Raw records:
┄┄┄┄┄┄┄┄┄┄┄┄┄┄┄┄┄┄┄┄

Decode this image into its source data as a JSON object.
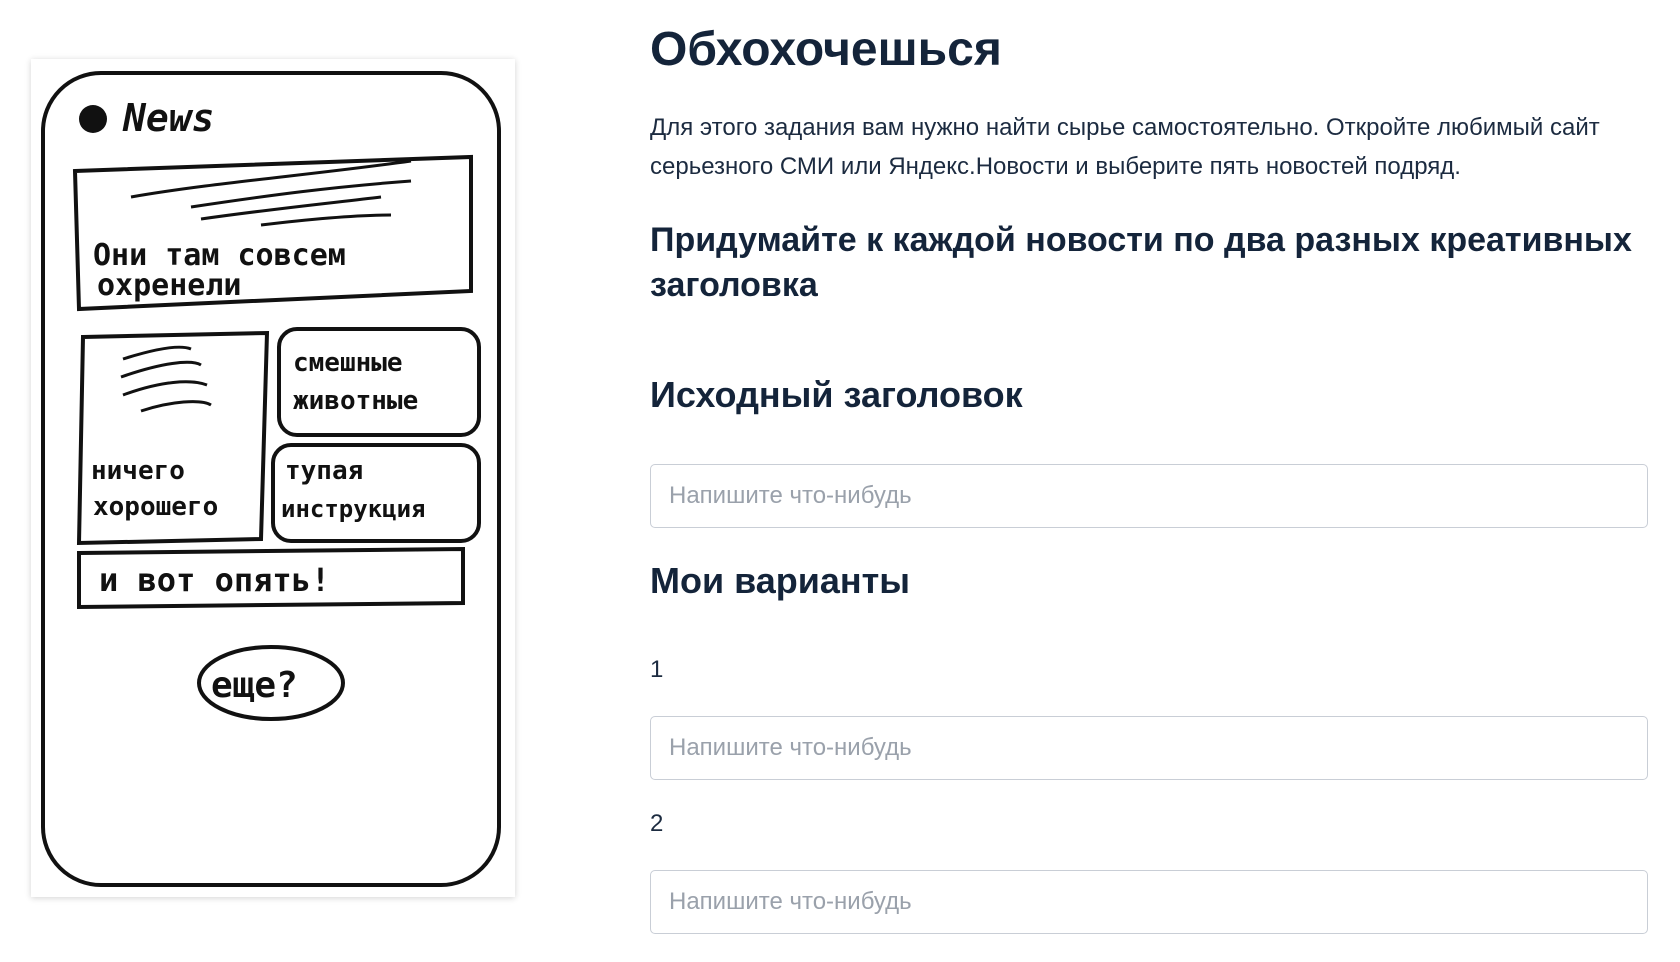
{
  "sketch": {
    "app_label": "News",
    "headline_card": [
      "Они там совсем",
      "охренели"
    ],
    "card_left": [
      "ничего",
      "хорошего"
    ],
    "card_right_top": [
      "смешные",
      "животные"
    ],
    "card_right_bottom": [
      "тупая",
      "инструкция"
    ],
    "wide_card": "и вот опять!",
    "more_button": "еще?"
  },
  "main": {
    "title": "Обхохочешься",
    "intro": "Для этого задания вам нужно найти сырье самостоятельно. Откройте любимый сайт серьезного СМИ или Яндекс.Новости и выберите пять новостей подряд.",
    "task": "Придумайте к каждой новости по два разных креативных заголовка",
    "original_heading": "Исходный заголовок",
    "original_placeholder": "Напишите что-нибудь",
    "variants_heading": "Мои варианты",
    "variants": [
      {
        "number": "1",
        "placeholder": "Напишите что-нибудь"
      },
      {
        "number": "2",
        "placeholder": "Напишите что-нибудь"
      }
    ]
  }
}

┄┄┄┄┄┄┄┄┄┄┄┄┄┄┄┄┄┄┄┄

Stated exercise:
Transcribe the material exactly, and leave out whatever pictures it holds.

Result below:
Decode this image into its source data as a JSON object.
{
  "sketch": {
    "app_label": "News",
    "headline_card": [
      "Они там совсем",
      "охренели"
    ],
    "card_left": [
      "ничего",
      "хорошего"
    ],
    "card_right_top": [
      "смешные",
      "животные"
    ],
    "card_right_bottom": [
      "тупая",
      "инструкция"
    ],
    "wide_card": "и вот опять!",
    "more_button": "еще?"
  },
  "main": {
    "title": "Обхохочешься",
    "intro": "Для этого задания вам нужно найти сырье самостоятельно. Откройте любимый сайт серьезного СМИ или Яндекс.Новости и выберите пять новостей подряд.",
    "task": "Придумайте к каждой новости по два разных креативных заголовка",
    "original_heading": "Исходный заголовок",
    "original_placeholder": "Напишите что-нибудь",
    "variants_heading": "Мои варианты",
    "variants": [
      {
        "number": "1",
        "placeholder": "Напишите что-нибудь"
      },
      {
        "number": "2",
        "placeholder": "Напишите что-нибудь"
      }
    ]
  }
}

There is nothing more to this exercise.